Rewrite the data below, changing each "terminal-line" to "console-line" and leaving everything else as it is.

--- start ---

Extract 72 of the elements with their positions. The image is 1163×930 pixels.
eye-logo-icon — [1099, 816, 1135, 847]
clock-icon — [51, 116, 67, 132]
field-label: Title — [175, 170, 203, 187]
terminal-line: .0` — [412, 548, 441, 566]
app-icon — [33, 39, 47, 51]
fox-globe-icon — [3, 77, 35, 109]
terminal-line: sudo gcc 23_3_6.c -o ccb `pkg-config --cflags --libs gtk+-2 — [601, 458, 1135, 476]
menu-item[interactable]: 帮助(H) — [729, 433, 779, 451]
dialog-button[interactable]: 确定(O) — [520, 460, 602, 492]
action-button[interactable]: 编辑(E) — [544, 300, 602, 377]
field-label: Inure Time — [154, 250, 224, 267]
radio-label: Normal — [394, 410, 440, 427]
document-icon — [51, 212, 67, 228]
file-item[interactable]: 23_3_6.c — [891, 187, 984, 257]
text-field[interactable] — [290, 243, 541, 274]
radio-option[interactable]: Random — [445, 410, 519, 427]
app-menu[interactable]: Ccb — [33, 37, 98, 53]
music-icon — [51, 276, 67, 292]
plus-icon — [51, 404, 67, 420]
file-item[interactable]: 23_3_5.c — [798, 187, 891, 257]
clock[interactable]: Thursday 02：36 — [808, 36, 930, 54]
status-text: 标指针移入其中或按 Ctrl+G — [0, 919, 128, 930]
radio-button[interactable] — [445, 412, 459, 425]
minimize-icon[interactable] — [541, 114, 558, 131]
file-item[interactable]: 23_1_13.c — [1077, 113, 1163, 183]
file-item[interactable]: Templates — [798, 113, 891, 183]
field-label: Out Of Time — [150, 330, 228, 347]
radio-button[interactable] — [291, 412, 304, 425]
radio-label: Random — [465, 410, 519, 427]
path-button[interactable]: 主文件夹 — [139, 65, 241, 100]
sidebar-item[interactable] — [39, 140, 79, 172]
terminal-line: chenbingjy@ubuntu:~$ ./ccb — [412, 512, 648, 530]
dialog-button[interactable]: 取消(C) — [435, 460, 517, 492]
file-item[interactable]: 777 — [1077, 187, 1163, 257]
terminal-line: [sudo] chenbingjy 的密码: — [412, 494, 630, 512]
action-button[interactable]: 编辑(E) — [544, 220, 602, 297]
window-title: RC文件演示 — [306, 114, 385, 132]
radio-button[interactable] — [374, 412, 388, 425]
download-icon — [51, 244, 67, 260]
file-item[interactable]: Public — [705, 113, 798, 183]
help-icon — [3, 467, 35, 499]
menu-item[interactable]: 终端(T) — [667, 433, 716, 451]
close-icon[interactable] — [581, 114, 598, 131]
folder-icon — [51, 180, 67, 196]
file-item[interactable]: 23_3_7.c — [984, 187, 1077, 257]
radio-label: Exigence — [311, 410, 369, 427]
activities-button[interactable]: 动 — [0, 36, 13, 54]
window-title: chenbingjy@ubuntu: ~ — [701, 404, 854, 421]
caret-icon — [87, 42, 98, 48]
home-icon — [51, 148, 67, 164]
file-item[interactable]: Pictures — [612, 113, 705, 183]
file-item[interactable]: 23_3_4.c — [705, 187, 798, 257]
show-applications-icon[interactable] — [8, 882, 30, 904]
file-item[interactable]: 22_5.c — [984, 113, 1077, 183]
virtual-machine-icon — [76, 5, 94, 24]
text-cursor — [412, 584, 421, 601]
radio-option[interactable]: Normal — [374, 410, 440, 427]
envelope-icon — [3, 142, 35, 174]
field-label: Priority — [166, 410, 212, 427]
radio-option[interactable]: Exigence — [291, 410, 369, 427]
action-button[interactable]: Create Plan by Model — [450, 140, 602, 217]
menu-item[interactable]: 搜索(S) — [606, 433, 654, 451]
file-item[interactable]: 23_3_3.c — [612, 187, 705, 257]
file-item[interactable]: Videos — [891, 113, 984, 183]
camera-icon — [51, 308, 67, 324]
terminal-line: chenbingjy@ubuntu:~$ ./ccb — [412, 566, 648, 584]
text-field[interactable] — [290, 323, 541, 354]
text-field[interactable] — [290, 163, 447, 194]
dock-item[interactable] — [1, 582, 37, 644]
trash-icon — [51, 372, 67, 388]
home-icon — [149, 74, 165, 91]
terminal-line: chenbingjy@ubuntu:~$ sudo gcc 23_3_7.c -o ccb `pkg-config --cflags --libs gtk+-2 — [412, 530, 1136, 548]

--- end ---

TASK RESULT
Extract 72 of the elements with their positions. The image is 1163×930 pixels.
eye-logo-icon — [1099, 816, 1135, 847]
clock-icon — [51, 116, 67, 132]
field-label: Title — [175, 170, 203, 187]
console-line: .0` — [412, 548, 441, 566]
app-icon — [33, 39, 47, 51]
fox-globe-icon — [3, 77, 35, 109]
console-line: sudo gcc 23_3_6.c -o ccb `pkg-config --cflags --libs gtk+-2 — [601, 458, 1135, 476]
menu-item[interactable]: 帮助(H) — [729, 433, 779, 451]
dialog-button[interactable]: 确定(O) — [520, 460, 602, 492]
action-button[interactable]: 编辑(E) — [544, 300, 602, 377]
field-label: Inure Time — [154, 250, 224, 267]
radio-label: Normal — [394, 410, 440, 427]
document-icon — [51, 212, 67, 228]
file-item[interactable]: 23_3_6.c — [891, 187, 984, 257]
text-field[interactable] — [290, 243, 541, 274]
radio-option[interactable]: Random — [445, 410, 519, 427]
app-menu[interactable]: Ccb — [33, 37, 98, 53]
music-icon — [51, 276, 67, 292]
plus-icon — [51, 404, 67, 420]
file-item[interactable]: 23_3_5.c — [798, 187, 891, 257]
clock[interactable]: Thursday 02：36 — [808, 36, 930, 54]
status-text: 标指针移入其中或按 Ctrl+G — [0, 919, 128, 930]
radio-button[interactable] — [445, 412, 459, 425]
minimize-icon[interactable] — [541, 114, 558, 131]
file-item[interactable]: 23_1_13.c — [1077, 113, 1163, 183]
file-item[interactable]: Templates — [798, 113, 891, 183]
field-label: Out Of Time — [150, 330, 228, 347]
radio-button[interactable] — [291, 412, 304, 425]
radio-label: Random — [465, 410, 519, 427]
path-button[interactable]: 主文件夹 — [139, 65, 241, 100]
sidebar-item[interactable] — [39, 140, 79, 172]
console-line: chenbingjy@ubuntu:~$ ./ccb — [412, 512, 648, 530]
dialog-button[interactable]: 取消(C) — [435, 460, 517, 492]
file-item[interactable]: 777 — [1077, 187, 1163, 257]
console-line: [sudo] chenbingjy 的密码: — [412, 494, 630, 512]
action-button[interactable]: 编辑(E) — [544, 220, 602, 297]
window-title: RC文件演示 — [306, 114, 385, 132]
radio-button[interactable] — [374, 412, 388, 425]
download-icon — [51, 244, 67, 260]
file-item[interactable]: Public — [705, 113, 798, 183]
help-icon — [3, 467, 35, 499]
menu-item[interactable]: 终端(T) — [667, 433, 716, 451]
close-icon[interactable] — [581, 114, 598, 131]
folder-icon — [51, 180, 67, 196]
file-item[interactable]: 23_3_7.c — [984, 187, 1077, 257]
radio-label: Exigence — [311, 410, 369, 427]
activities-button[interactable]: 动 — [0, 36, 13, 54]
window-title: chenbingjy@ubuntu: ~ — [701, 404, 854, 421]
caret-icon — [87, 42, 98, 48]
home-icon — [51, 148, 67, 164]
file-item[interactable]: Pictures — [612, 113, 705, 183]
file-item[interactable]: 23_3_4.c — [705, 187, 798, 257]
show-applications-icon[interactable] — [8, 882, 30, 904]
file-item[interactable]: 22_5.c — [984, 113, 1077, 183]
virtual-machine-icon — [76, 5, 94, 24]
text-cursor — [412, 584, 421, 601]
radio-option[interactable]: Normal — [374, 410, 440, 427]
envelope-icon — [3, 142, 35, 174]
field-label: Priority — [166, 410, 212, 427]
radio-option[interactable]: Exigence — [291, 410, 369, 427]
action-button[interactable]: Create Plan by Model — [450, 140, 602, 217]
menu-item[interactable]: 搜索(S) — [606, 433, 654, 451]
file-item[interactable]: 23_3_3.c — [612, 187, 705, 257]
file-item[interactable]: Videos — [891, 113, 984, 183]
camera-icon — [51, 308, 67, 324]
console-line: chenbingjy@ubuntu:~$ ./ccb — [412, 566, 648, 584]
text-field[interactable] — [290, 323, 541, 354]
text-field[interactable] — [290, 163, 447, 194]
dock-item[interactable] — [1, 582, 37, 644]
trash-icon — [51, 372, 67, 388]
home-icon — [149, 74, 165, 91]
console-line: chenbingjy@ubuntu:~$ sudo gcc 23_3_7.c -o ccb `pkg-config --cflags --libs gtk+-2 — [412, 530, 1136, 548]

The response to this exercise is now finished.